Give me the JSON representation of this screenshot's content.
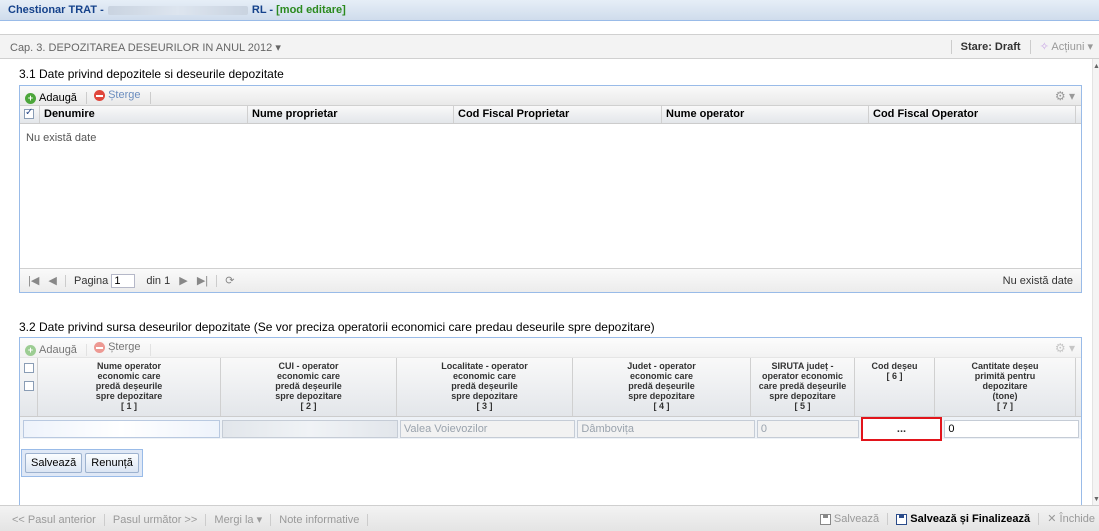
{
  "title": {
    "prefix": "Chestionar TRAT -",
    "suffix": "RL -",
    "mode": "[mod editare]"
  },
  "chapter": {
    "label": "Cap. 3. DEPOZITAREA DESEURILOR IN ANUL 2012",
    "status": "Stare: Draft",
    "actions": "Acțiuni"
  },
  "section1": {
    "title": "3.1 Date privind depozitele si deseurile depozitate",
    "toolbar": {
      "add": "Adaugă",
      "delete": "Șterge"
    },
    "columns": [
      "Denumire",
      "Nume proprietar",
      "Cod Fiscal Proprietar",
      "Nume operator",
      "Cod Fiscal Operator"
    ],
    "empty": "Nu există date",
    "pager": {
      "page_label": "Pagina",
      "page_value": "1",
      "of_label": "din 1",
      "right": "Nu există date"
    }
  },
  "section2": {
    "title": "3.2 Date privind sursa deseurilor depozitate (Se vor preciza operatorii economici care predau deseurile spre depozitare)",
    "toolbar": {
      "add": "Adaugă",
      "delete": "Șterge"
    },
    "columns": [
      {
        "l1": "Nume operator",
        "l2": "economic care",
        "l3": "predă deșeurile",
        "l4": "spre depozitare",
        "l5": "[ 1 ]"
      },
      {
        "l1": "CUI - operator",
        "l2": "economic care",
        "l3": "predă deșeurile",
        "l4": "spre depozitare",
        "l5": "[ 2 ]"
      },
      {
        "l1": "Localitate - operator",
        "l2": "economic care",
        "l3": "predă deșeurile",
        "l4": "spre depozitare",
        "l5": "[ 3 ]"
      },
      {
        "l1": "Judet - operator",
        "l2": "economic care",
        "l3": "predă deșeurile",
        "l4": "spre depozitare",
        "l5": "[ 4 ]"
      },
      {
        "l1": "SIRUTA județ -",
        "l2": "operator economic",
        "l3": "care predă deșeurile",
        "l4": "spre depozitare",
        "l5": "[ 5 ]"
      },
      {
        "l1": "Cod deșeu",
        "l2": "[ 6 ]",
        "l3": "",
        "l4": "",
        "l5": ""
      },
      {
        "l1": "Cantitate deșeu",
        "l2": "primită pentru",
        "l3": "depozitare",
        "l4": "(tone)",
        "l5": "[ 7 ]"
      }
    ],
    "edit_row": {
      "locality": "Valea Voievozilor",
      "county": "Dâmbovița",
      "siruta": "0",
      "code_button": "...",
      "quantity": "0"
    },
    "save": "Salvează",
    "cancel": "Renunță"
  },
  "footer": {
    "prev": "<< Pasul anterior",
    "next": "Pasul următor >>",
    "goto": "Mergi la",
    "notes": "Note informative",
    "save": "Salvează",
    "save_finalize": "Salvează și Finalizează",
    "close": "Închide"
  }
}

__STATED EXERCISE__. Exclude the images and reproduce the remaining data exactly.

__ANSWER TO THE PROBLEM__.
Give me the JSON representation of this screenshot's content.
{
  "title": {
    "prefix": "Chestionar TRAT -",
    "suffix": "RL -",
    "mode": "[mod editare]"
  },
  "chapter": {
    "label": "Cap. 3. DEPOZITAREA DESEURILOR IN ANUL 2012",
    "status": "Stare: Draft",
    "actions": "Acțiuni"
  },
  "section1": {
    "title": "3.1 Date privind depozitele si deseurile depozitate",
    "toolbar": {
      "add": "Adaugă",
      "delete": "Șterge"
    },
    "columns": [
      "Denumire",
      "Nume proprietar",
      "Cod Fiscal Proprietar",
      "Nume operator",
      "Cod Fiscal Operator"
    ],
    "empty": "Nu există date",
    "pager": {
      "page_label": "Pagina",
      "page_value": "1",
      "of_label": "din 1",
      "right": "Nu există date"
    }
  },
  "section2": {
    "title": "3.2 Date privind sursa deseurilor depozitate (Se vor preciza operatorii economici care predau deseurile spre depozitare)",
    "toolbar": {
      "add": "Adaugă",
      "delete": "Șterge"
    },
    "columns": [
      {
        "l1": "Nume operator",
        "l2": "economic care",
        "l3": "predă deșeurile",
        "l4": "spre depozitare",
        "l5": "[ 1 ]"
      },
      {
        "l1": "CUI - operator",
        "l2": "economic care",
        "l3": "predă deșeurile",
        "l4": "spre depozitare",
        "l5": "[ 2 ]"
      },
      {
        "l1": "Localitate - operator",
        "l2": "economic care",
        "l3": "predă deșeurile",
        "l4": "spre depozitare",
        "l5": "[ 3 ]"
      },
      {
        "l1": "Judet - operator",
        "l2": "economic care",
        "l3": "predă deșeurile",
        "l4": "spre depozitare",
        "l5": "[ 4 ]"
      },
      {
        "l1": "SIRUTA județ -",
        "l2": "operator economic",
        "l3": "care predă deșeurile",
        "l4": "spre depozitare",
        "l5": "[ 5 ]"
      },
      {
        "l1": "Cod deșeu",
        "l2": "[ 6 ]",
        "l3": "",
        "l4": "",
        "l5": ""
      },
      {
        "l1": "Cantitate deșeu",
        "l2": "primită pentru",
        "l3": "depozitare",
        "l4": "(tone)",
        "l5": "[ 7 ]"
      }
    ],
    "edit_row": {
      "locality": "Valea Voievozilor",
      "county": "Dâmbovița",
      "siruta": "0",
      "code_button": "...",
      "quantity": "0"
    },
    "save": "Salvează",
    "cancel": "Renunță"
  },
  "footer": {
    "prev": "<< Pasul anterior",
    "next": "Pasul următor >>",
    "goto": "Mergi la",
    "notes": "Note informative",
    "save": "Salvează",
    "save_finalize": "Salvează și Finalizează",
    "close": "Închide"
  }
}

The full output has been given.